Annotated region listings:

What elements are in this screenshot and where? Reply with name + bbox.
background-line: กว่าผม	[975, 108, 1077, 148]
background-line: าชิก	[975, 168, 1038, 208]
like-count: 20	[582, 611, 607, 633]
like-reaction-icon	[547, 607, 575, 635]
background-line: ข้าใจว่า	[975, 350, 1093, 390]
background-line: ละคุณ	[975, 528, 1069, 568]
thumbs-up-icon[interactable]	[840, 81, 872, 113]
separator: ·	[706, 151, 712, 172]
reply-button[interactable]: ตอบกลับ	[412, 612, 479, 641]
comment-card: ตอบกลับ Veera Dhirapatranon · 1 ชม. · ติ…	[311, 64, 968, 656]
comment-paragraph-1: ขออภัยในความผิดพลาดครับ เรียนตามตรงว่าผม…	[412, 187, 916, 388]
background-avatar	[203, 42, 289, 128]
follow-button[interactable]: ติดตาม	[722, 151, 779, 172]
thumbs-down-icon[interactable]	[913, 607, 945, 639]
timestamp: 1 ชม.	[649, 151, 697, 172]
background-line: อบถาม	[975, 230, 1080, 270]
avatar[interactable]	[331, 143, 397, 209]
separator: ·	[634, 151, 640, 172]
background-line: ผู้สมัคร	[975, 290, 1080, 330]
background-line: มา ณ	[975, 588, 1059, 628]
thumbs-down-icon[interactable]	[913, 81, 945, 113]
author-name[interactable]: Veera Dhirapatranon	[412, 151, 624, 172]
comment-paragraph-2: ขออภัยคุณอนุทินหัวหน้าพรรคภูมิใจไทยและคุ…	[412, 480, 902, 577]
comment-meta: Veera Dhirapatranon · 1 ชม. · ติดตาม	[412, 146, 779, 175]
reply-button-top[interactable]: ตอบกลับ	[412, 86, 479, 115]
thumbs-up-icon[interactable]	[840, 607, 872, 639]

* [What the exercise asks]
Could you edit the entries above so that every "thumbs-down-icon" becomes "dislike-icon", with nothing else changed?

* [Solution for this problem]
What elements are in this screenshot and where? Reply with name + bbox.
background-line: กว่าผม	[975, 108, 1077, 148]
background-line: าชิก	[975, 168, 1038, 208]
like-count: 20	[582, 611, 607, 633]
like-reaction-icon	[547, 607, 575, 635]
background-line: ข้าใจว่า	[975, 350, 1093, 390]
background-line: ละคุณ	[975, 528, 1069, 568]
thumbs-up-icon[interactable]	[840, 81, 872, 113]
separator: ·	[706, 151, 712, 172]
reply-button[interactable]: ตอบกลับ	[412, 612, 479, 641]
comment-card: ตอบกลับ Veera Dhirapatranon · 1 ชม. · ติ…	[311, 64, 968, 656]
comment-paragraph-1: ขออภัยในความผิดพลาดครับ เรียนตามตรงว่าผม…	[412, 187, 916, 388]
background-avatar	[203, 42, 289, 128]
follow-button[interactable]: ติดตาม	[722, 151, 779, 172]
dislike-icon[interactable]	[913, 607, 945, 639]
timestamp: 1 ชม.	[649, 151, 697, 172]
background-line: อบถาม	[975, 230, 1080, 270]
avatar[interactable]	[331, 143, 397, 209]
separator: ·	[634, 151, 640, 172]
background-line: ผู้สมัคร	[975, 290, 1080, 330]
background-line: มา ณ	[975, 588, 1059, 628]
dislike-icon[interactable]	[913, 81, 945, 113]
author-name[interactable]: Veera Dhirapatranon	[412, 151, 624, 172]
comment-paragraph-2: ขออภัยคุณอนุทินหัวหน้าพรรคภูมิใจไทยและคุ…	[412, 480, 902, 577]
comment-meta: Veera Dhirapatranon · 1 ชม. · ติดตาม	[412, 146, 779, 175]
reply-button-top[interactable]: ตอบกลับ	[412, 86, 479, 115]
thumbs-up-icon[interactable]	[840, 607, 872, 639]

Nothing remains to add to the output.